(Source extract)
Here we explore git-annex as a mechanism for replacing and interacting with Dropbox, Google Drive, One Drive etc. with the following goals:

  1. Multiple users can share data.
  2. Data shared across many platforms: HPC clusters, laptops, desktops, Mac, Windows, Linux, CoCalc, etc.
  3. Allow only a subset of data to be stored on any particular device (esp. laptops) if memory on that device is limited.
  4. Utilize cloud storage options including Google Cloud, Dropbox, Microsoft One Drive both as redundant backups, but also as a mechanism for sharing data with others who need to be able to use only once of these services.
  5. Automatic and manual sync options.

My use-case is that I run a research group at WSU with ~10 collaborators. We need to share source code, experimental data, papers, plots, and simulation data on a regular basis. Some of the collaborators are used to using Dropbox or Google Drive, which work for syncing, but have issues (listed below). WSU provides 1TB of storage through Microsoft One Drive for all students and faculty, so this would be a natural storage too, but few use it yet. We run simulations on our local machines, office desktops, a local HPC cluster [Kamiak] and online using [CoCalc].

Overview of git-annex

Here is my current understanding of git-annex and the git-annex assistant.

(What this exercise asks)
1: How much storage does WSU provide to its students and faculty through Microsoft One Drive, according to the git-annex notes?
2: Please write the next part of the git-annex notes, following on from their last sentence.

(Stored rows)
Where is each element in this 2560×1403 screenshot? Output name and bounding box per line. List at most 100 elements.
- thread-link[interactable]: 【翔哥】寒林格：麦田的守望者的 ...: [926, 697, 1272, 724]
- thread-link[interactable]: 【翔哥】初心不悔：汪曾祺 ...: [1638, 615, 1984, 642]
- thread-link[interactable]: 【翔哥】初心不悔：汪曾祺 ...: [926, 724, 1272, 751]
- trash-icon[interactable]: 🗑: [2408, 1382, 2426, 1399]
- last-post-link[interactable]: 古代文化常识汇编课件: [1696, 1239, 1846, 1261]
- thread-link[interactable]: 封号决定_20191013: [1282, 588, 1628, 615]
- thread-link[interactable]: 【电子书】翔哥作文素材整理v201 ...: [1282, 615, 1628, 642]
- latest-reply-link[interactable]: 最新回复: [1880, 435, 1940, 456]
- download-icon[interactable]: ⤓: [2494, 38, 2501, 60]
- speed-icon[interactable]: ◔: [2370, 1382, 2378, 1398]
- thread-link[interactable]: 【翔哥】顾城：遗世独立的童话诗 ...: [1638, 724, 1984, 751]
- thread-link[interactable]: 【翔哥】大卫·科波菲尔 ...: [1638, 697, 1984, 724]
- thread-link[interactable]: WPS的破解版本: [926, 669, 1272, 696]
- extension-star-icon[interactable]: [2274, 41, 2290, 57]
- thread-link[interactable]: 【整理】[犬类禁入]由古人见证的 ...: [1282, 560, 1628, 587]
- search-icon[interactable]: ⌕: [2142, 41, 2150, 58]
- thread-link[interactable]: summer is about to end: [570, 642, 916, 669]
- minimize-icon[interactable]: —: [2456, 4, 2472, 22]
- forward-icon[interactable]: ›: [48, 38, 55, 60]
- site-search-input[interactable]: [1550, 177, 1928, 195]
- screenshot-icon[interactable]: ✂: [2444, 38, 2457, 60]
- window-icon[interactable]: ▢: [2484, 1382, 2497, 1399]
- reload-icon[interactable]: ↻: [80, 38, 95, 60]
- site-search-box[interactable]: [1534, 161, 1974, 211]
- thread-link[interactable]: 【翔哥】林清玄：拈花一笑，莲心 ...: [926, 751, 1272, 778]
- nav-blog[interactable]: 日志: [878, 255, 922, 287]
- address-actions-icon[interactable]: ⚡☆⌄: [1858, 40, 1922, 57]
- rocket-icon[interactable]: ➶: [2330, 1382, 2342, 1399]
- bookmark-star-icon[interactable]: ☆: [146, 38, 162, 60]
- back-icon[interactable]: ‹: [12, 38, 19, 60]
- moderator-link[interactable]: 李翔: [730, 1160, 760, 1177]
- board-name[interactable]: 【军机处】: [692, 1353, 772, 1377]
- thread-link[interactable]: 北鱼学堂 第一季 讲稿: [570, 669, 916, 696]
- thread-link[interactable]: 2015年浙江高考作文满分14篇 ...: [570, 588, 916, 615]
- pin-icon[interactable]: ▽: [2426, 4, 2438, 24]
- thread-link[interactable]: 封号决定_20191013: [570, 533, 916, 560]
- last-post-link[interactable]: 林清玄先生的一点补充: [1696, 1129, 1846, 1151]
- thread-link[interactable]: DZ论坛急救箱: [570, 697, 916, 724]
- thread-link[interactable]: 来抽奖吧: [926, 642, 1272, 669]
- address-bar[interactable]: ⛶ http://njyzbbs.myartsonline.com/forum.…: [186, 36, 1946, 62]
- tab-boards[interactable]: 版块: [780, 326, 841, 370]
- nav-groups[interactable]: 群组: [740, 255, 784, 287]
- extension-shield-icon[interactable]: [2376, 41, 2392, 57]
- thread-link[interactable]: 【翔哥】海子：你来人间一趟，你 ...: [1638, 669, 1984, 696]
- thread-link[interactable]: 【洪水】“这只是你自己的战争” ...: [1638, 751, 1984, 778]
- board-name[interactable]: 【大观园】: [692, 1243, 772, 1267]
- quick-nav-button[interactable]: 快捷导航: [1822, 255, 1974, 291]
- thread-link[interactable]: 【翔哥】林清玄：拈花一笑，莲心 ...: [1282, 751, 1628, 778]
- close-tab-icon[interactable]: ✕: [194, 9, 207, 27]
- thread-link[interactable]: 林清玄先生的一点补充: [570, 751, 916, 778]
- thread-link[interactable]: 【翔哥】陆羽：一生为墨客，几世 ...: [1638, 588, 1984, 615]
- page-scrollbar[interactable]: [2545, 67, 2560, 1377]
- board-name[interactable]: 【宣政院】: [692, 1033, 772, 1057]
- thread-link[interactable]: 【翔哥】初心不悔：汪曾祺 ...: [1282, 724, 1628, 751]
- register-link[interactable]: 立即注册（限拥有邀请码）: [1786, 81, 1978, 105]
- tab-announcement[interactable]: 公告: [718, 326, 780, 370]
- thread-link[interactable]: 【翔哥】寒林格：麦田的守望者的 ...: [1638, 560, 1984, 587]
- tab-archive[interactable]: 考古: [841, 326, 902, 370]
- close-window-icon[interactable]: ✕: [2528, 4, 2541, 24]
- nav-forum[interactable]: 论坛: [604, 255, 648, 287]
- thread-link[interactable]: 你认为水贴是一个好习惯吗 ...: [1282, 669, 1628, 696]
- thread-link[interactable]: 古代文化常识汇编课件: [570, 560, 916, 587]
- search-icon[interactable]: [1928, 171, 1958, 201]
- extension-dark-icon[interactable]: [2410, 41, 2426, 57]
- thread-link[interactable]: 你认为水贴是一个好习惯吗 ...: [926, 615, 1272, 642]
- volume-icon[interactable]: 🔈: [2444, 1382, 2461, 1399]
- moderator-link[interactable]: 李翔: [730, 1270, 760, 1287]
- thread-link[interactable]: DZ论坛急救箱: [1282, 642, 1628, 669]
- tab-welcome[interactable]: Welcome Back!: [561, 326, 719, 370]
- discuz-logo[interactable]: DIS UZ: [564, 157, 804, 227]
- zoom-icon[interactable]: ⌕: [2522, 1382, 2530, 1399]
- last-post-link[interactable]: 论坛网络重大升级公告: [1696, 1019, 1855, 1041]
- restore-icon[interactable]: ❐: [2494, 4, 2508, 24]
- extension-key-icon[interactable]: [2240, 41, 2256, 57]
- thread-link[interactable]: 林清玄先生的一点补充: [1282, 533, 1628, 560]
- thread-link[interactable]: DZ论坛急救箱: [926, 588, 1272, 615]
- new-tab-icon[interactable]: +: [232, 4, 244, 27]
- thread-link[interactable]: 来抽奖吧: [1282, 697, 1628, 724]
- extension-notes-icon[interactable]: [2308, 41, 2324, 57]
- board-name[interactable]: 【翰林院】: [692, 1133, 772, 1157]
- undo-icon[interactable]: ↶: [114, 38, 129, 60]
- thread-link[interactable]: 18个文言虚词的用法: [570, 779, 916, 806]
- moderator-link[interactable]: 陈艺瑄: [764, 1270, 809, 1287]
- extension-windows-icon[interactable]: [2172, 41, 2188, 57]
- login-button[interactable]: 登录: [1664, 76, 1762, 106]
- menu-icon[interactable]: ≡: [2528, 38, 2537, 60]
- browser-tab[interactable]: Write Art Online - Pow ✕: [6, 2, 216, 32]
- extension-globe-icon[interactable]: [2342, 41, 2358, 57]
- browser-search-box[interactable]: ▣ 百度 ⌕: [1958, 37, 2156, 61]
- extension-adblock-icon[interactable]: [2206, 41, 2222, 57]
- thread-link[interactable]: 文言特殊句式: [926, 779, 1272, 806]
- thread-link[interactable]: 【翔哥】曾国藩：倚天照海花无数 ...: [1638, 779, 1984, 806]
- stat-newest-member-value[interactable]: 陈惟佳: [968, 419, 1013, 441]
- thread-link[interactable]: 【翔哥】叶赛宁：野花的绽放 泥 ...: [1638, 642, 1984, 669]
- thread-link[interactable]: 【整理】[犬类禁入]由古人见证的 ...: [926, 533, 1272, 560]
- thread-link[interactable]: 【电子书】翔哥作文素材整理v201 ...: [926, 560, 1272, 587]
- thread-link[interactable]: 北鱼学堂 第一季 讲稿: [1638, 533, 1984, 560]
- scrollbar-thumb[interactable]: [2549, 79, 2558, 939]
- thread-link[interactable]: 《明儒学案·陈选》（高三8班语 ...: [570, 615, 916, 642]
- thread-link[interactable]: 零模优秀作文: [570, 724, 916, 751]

(Answers provided)
1: 1TB

2:
  • Each "annex" is a git repository where the annex information is stored under the .git directory. Note: the annex information is separate from regular git information. Thus, if you do not initialize the git repository, git status will return fatal: This operation must be run in a work tree. You can use the annex as both a git-annex and a regular git repo if you choose. All of the annex information (log files, repository information, etc.) is stored in the .git directory.
  • For a GUI you can run git-annex-webapp. This seems to open the annex in the current folder or the last used annex. You can create other repositories from the GUI, but they will not appear in the Dashboard - only the repositories managed by the current "annex" (i.e. stored in the .git folder for that annex) appear in the Dashboard.
  • Configuration information is stored in ~/.config/git-annex and .git/config. The former includes autostart information about which repositories should be synced.
  • Look at the various workflows. This explains the difference between sync (which syncs meta-data but not the file contents) and sync --content.

Installation

Installation on major platforms is quite straightforward using the prebuilt binaries. Read the instructions carefully to see what you need to add to your path so you can access the git annex commands. (On my Mac OS X laptop, I added /Applications/git-annex.app/Contents/MacOS to my path using the GNU Environment Modules mechanism, which I have installed for keeping track of various paths.)

To build git-annex from source might be a challenge since it is written in Haskell. Fortunately, one can use remote computers without installing git-annex on them. In many cases, it can be installed using package managers.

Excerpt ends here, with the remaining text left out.